[Collected data entries]
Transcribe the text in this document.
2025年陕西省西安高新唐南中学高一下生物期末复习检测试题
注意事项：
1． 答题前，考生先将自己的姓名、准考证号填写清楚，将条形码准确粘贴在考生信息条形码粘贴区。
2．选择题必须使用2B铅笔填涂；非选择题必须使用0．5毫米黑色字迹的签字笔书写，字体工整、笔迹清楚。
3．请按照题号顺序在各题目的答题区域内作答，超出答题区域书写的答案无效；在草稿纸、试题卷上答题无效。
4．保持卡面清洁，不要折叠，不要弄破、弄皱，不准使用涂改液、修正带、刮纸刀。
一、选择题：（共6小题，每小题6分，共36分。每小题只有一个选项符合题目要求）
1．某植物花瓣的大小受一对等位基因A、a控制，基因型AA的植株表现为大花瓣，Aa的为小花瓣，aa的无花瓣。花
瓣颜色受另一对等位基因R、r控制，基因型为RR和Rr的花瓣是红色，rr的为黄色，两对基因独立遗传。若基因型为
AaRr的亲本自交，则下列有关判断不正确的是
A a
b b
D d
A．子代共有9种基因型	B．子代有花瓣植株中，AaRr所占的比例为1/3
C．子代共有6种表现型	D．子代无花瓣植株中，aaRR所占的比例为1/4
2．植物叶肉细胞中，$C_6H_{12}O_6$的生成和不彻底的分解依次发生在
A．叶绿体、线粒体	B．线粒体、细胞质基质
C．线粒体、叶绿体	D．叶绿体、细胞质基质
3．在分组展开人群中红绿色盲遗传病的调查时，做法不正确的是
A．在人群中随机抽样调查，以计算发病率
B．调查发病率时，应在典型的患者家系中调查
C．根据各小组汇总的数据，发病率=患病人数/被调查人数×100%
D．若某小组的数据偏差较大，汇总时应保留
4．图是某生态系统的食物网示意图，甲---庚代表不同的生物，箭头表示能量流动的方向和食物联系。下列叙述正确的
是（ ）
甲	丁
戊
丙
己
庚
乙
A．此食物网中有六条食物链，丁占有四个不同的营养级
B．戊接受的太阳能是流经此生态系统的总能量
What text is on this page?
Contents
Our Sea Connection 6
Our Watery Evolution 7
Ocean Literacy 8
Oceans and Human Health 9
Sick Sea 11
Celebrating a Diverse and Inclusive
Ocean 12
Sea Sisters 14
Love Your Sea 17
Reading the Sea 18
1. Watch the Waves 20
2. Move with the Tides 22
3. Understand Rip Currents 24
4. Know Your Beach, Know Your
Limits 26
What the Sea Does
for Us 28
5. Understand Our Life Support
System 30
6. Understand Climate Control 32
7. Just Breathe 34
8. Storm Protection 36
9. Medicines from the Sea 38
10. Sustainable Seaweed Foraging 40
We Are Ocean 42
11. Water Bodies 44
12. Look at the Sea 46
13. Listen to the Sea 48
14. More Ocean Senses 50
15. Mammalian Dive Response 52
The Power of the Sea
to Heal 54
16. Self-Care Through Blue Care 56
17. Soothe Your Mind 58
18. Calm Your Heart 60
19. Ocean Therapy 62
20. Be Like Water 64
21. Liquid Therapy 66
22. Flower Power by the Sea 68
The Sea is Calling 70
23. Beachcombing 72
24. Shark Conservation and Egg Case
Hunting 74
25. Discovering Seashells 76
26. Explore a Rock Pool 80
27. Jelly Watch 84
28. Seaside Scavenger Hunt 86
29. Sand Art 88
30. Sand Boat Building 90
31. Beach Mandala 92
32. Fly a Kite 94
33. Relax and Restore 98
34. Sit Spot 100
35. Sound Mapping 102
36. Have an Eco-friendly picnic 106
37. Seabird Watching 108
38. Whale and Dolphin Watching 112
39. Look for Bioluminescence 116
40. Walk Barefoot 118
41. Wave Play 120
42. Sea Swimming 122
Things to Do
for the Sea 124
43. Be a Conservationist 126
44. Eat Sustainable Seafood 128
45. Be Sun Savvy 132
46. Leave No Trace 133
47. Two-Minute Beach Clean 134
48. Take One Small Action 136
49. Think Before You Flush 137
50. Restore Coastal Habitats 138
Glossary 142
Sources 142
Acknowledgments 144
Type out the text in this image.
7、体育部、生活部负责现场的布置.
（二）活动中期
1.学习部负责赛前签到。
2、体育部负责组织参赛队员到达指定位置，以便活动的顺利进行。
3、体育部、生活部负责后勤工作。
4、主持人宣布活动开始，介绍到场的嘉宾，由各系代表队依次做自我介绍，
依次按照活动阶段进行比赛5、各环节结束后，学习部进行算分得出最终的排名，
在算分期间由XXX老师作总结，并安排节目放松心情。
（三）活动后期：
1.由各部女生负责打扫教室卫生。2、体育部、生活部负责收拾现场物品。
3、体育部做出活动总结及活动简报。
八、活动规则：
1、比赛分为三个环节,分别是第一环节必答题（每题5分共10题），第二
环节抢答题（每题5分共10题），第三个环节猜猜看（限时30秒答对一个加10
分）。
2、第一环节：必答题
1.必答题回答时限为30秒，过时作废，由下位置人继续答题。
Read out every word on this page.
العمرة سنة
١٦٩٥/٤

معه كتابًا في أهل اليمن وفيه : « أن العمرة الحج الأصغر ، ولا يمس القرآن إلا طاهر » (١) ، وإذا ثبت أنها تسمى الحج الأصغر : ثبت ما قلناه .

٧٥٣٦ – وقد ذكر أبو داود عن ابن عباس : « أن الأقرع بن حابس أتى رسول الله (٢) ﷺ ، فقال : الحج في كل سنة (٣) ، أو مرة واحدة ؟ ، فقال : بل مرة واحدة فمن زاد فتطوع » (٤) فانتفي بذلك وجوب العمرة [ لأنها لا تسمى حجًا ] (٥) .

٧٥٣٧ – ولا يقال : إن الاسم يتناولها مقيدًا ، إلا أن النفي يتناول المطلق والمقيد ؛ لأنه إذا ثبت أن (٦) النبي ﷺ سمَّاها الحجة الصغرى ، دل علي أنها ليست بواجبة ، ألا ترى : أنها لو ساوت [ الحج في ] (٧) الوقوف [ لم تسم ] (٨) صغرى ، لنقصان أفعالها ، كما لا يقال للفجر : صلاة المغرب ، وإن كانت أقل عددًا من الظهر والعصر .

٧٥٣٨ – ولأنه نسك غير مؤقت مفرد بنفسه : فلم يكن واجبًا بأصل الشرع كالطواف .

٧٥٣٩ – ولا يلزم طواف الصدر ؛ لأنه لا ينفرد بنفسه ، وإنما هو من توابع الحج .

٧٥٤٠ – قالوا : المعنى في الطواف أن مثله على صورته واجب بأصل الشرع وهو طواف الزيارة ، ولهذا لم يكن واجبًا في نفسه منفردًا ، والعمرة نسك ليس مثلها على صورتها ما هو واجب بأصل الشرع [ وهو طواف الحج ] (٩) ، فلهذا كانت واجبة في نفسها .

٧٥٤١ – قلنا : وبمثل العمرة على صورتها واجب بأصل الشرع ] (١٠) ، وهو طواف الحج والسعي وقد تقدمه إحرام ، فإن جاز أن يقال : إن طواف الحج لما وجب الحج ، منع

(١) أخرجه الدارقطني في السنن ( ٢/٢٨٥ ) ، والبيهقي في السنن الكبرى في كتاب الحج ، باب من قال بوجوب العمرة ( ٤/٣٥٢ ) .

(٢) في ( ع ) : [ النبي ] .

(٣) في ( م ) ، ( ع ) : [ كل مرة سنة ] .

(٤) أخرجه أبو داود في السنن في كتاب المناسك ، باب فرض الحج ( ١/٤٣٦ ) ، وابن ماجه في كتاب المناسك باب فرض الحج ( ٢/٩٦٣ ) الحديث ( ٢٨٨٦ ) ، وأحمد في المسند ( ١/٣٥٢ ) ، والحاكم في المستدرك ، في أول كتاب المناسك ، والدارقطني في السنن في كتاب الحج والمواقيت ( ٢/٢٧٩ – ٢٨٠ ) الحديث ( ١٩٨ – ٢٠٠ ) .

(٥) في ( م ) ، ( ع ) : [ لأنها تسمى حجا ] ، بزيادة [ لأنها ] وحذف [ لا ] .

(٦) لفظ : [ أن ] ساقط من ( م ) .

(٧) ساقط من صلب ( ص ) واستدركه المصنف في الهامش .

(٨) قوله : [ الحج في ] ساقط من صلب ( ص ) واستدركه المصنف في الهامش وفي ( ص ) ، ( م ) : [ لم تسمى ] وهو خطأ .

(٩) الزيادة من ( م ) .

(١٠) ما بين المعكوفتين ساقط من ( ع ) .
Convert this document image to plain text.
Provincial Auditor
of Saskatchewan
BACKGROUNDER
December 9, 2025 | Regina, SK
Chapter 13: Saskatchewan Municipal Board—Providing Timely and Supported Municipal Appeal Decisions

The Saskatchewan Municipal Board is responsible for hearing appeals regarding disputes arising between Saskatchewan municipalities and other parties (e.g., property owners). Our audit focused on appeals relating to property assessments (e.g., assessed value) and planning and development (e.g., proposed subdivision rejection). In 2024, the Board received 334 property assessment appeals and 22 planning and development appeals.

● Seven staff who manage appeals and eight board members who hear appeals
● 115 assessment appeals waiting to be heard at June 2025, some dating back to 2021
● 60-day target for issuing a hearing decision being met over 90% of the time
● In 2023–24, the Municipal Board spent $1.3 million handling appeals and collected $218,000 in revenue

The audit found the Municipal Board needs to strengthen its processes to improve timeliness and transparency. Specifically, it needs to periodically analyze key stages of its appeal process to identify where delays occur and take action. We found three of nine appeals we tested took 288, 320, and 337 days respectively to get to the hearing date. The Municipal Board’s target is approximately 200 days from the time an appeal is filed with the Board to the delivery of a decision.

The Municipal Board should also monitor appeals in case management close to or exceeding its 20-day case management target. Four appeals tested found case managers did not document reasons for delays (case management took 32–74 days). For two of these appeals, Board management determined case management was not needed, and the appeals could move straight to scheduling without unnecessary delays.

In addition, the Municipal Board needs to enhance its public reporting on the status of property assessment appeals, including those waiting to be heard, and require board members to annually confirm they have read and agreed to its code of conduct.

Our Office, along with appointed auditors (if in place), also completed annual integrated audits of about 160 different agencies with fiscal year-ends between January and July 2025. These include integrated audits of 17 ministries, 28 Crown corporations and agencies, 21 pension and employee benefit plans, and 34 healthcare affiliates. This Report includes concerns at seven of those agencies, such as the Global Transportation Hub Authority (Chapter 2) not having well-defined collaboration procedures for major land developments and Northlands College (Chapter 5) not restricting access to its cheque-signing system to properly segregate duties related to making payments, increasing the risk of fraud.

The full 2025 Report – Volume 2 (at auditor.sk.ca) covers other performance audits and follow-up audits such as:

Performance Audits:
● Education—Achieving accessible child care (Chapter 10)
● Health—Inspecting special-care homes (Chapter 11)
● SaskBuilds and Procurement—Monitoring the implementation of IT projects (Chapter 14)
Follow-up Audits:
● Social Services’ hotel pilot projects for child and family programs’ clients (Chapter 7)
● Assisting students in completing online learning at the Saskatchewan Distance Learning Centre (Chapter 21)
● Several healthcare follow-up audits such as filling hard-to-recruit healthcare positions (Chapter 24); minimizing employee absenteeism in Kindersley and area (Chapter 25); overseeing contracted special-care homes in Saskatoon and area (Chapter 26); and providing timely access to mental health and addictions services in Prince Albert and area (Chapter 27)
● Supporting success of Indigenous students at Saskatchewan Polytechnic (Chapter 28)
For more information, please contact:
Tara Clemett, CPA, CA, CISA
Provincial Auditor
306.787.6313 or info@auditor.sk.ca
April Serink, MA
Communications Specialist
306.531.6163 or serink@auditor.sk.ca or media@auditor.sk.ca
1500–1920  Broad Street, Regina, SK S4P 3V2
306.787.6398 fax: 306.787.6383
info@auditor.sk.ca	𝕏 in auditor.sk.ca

* EXERCISE PROMPT: How many of the lines in the listing above hold the word "What"? Report only that figure.

* REPLY TO THE EXERCISE: 2